### Exercise details
Determine how many lines contain the string "write" and reply with that number alone.

### Information given
▬▬▬▬▬▬▬▬▬▬

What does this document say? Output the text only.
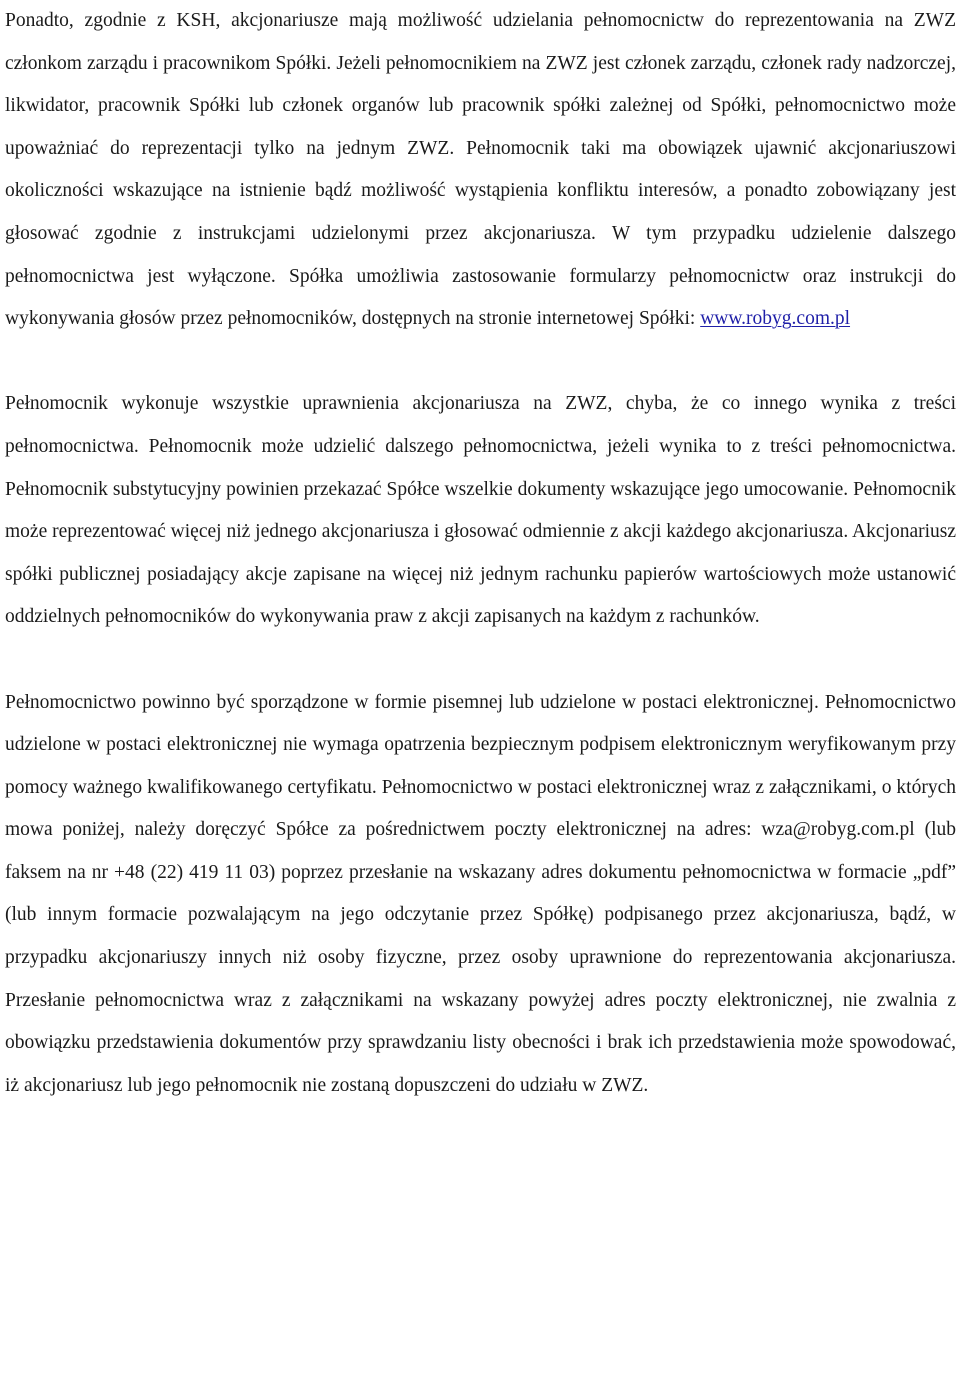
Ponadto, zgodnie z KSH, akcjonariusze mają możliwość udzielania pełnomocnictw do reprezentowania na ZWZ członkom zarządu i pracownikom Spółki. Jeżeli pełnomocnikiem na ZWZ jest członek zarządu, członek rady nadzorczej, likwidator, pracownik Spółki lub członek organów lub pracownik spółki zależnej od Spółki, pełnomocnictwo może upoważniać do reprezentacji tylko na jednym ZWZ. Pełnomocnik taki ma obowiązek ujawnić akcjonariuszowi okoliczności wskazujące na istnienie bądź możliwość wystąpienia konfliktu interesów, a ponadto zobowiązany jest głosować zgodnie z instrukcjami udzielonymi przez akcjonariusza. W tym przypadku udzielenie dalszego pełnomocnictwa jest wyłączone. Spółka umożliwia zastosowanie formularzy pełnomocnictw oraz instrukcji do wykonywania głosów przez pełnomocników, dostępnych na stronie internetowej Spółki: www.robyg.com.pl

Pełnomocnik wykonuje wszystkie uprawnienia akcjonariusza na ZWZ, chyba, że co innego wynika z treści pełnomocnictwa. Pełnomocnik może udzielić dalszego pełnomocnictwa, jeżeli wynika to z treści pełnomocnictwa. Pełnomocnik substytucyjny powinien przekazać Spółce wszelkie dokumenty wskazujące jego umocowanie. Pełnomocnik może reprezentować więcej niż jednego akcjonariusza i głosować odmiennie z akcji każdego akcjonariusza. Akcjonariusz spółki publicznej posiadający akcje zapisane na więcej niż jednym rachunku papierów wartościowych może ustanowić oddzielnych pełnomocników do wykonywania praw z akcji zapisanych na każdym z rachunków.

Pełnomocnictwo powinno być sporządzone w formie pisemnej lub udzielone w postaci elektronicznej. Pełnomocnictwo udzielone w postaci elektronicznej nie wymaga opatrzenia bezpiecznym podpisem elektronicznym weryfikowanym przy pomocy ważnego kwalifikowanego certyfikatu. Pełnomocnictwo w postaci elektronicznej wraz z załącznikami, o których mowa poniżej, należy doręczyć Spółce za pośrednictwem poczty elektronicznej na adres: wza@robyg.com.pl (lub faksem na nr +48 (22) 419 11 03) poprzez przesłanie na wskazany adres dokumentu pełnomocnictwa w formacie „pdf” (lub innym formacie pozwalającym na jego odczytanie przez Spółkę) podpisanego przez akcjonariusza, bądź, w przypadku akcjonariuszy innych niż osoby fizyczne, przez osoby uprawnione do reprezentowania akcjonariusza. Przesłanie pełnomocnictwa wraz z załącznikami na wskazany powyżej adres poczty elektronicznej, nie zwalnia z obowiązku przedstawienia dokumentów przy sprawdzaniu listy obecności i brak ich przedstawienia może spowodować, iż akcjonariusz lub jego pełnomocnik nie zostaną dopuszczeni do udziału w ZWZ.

▬▬▬▬▬▬▬▬▬▬

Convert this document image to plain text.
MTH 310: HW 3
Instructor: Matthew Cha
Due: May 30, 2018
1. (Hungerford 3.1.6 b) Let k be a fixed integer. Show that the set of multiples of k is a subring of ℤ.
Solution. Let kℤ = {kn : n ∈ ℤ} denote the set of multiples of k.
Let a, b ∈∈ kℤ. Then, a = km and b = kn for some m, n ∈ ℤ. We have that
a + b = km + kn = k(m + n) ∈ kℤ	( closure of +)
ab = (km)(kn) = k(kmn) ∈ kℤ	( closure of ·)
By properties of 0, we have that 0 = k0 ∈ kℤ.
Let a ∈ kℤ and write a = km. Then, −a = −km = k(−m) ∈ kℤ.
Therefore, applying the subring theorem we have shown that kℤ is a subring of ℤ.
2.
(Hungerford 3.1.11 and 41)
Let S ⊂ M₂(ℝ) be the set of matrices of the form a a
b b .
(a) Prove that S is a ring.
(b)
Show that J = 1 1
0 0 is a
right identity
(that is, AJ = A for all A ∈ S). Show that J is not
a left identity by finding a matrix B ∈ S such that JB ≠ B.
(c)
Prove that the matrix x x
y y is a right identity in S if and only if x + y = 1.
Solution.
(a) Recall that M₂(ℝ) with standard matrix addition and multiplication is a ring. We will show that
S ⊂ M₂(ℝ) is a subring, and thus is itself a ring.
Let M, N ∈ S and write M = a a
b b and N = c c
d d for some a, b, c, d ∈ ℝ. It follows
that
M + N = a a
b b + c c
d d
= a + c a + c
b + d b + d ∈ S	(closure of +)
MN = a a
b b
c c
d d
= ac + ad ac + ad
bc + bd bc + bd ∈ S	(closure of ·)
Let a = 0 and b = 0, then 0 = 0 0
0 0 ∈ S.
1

▬▬▬▬▬▬▬▬▬▬

### Response below
2